*Work to do*
Give back the full listing, character for character, with no pictures.

*Provided entries*
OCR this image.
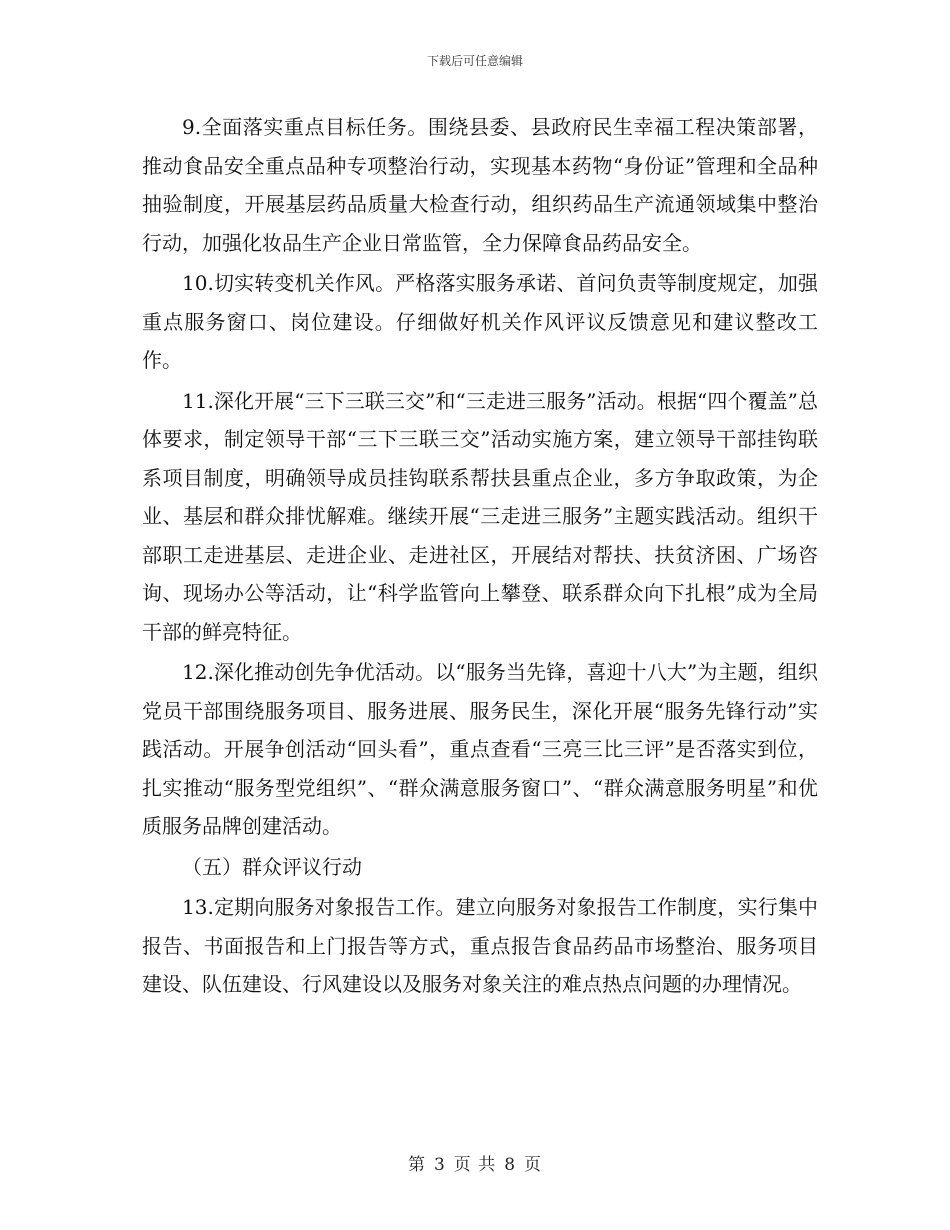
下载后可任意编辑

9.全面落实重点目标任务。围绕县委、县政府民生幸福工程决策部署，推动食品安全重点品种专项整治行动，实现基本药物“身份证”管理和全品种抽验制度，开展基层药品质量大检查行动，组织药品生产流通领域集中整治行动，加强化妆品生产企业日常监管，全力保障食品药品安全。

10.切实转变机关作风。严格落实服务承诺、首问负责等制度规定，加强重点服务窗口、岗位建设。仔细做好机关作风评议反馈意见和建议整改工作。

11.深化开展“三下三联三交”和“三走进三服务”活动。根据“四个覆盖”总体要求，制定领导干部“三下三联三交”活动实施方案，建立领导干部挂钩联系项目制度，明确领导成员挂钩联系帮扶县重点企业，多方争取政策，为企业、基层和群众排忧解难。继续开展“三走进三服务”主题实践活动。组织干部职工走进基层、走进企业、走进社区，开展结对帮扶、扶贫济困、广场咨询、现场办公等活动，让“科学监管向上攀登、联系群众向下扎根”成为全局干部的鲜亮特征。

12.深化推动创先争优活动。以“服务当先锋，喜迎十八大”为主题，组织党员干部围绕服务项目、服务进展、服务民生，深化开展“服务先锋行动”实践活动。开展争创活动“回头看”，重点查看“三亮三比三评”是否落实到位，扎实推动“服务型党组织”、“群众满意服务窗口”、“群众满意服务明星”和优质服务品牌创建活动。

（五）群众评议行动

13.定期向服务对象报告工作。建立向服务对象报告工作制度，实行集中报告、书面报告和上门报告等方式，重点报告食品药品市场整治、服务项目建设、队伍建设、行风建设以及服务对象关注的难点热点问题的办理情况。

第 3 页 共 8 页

*Solution to the exercise*
OCR this image.
下载后可任意编辑

9.全面落实重点目标任务。围绕县委、县政府民生幸福工程决策部署，推动食品安全重点品种专项整治行动，实现基本药物“身份证”管理和全品种抽验制度，开展基层药品质量大检查行动，组织药品生产流通领域集中整治行动，加强化妆品生产企业日常监管，全力保障食品药品安全。

10.切实转变机关作风。严格落实服务承诺、首问负责等制度规定，加强重点服务窗口、岗位建设。仔细做好机关作风评议反馈意见和建议整改工作。

11.深化开展“三下三联三交”和“三走进三服务”活动。根据“四个覆盖”总体要求，制定领导干部“三下三联三交”活动实施方案，建立领导干部挂钩联系项目制度，明确领导成员挂钩联系帮扶县重点企业，多方争取政策，为企业、基层和群众排忧解难。继续开展“三走进三服务”主题实践活动。组织干部职工走进基层、走进企业、走进社区，开展结对帮扶、扶贫济困、广场咨询、现场办公等活动，让“科学监管向上攀登、联系群众向下扎根”成为全局干部的鲜亮特征。

12.深化推动创先争优活动。以“服务当先锋，喜迎十八大”为主题，组织党员干部围绕服务项目、服务进展、服务民生，深化开展“服务先锋行动”实践活动。开展争创活动“回头看”，重点查看“三亮三比三评”是否落实到位，扎实推动“服务型党组织”、“群众满意服务窗口”、“群众满意服务明星”和优质服务品牌创建活动。

（五）群众评议行动

13.定期向服务对象报告工作。建立向服务对象报告工作制度，实行集中报告、书面报告和上门报告等方式，重点报告食品药品市场整治、服务项目建设、队伍建设、行风建设以及服务对象关注的难点热点问题的办理情况。

第 3 页 共 8 页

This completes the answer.